◆ Short exercise
Each line containing the word "ROAD" must be reported.

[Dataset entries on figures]
—————

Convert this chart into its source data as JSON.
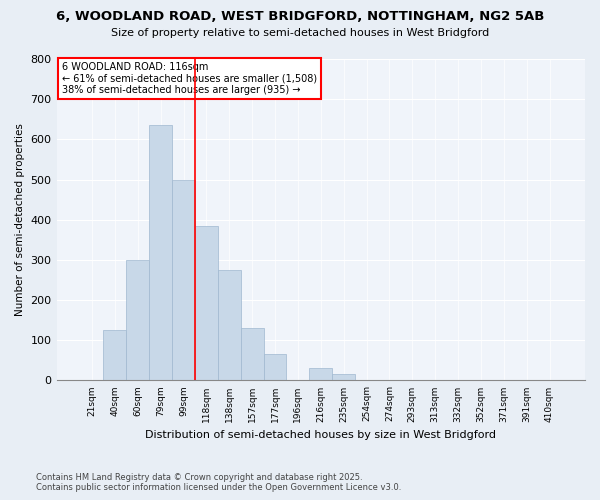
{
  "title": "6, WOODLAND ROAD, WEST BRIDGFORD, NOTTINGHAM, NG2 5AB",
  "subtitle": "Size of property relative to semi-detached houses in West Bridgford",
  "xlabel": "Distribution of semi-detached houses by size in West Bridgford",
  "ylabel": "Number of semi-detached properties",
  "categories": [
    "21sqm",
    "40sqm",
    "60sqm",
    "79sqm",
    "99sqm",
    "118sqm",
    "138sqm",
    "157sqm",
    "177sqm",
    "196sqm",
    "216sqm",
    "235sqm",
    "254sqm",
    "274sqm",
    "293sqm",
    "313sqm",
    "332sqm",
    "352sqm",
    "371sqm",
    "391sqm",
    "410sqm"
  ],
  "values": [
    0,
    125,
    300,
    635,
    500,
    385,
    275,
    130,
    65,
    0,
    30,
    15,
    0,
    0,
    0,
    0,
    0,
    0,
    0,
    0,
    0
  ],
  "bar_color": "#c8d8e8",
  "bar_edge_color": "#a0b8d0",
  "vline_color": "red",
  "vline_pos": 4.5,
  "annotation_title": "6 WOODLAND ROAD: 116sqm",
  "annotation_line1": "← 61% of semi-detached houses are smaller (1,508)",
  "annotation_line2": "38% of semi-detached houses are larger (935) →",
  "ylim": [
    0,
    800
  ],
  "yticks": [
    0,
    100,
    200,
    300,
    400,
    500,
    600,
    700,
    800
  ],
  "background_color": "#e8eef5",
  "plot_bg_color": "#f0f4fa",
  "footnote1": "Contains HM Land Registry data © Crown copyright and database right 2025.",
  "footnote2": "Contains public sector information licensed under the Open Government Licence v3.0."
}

—————

◆ Task response
  "title": "6, WOODLAND ROAD, WEST BRIDGFORD, NOTTINGHAM, NG2 5AB",
  "annotation_title": "6 WOODLAND ROAD: 116sqm",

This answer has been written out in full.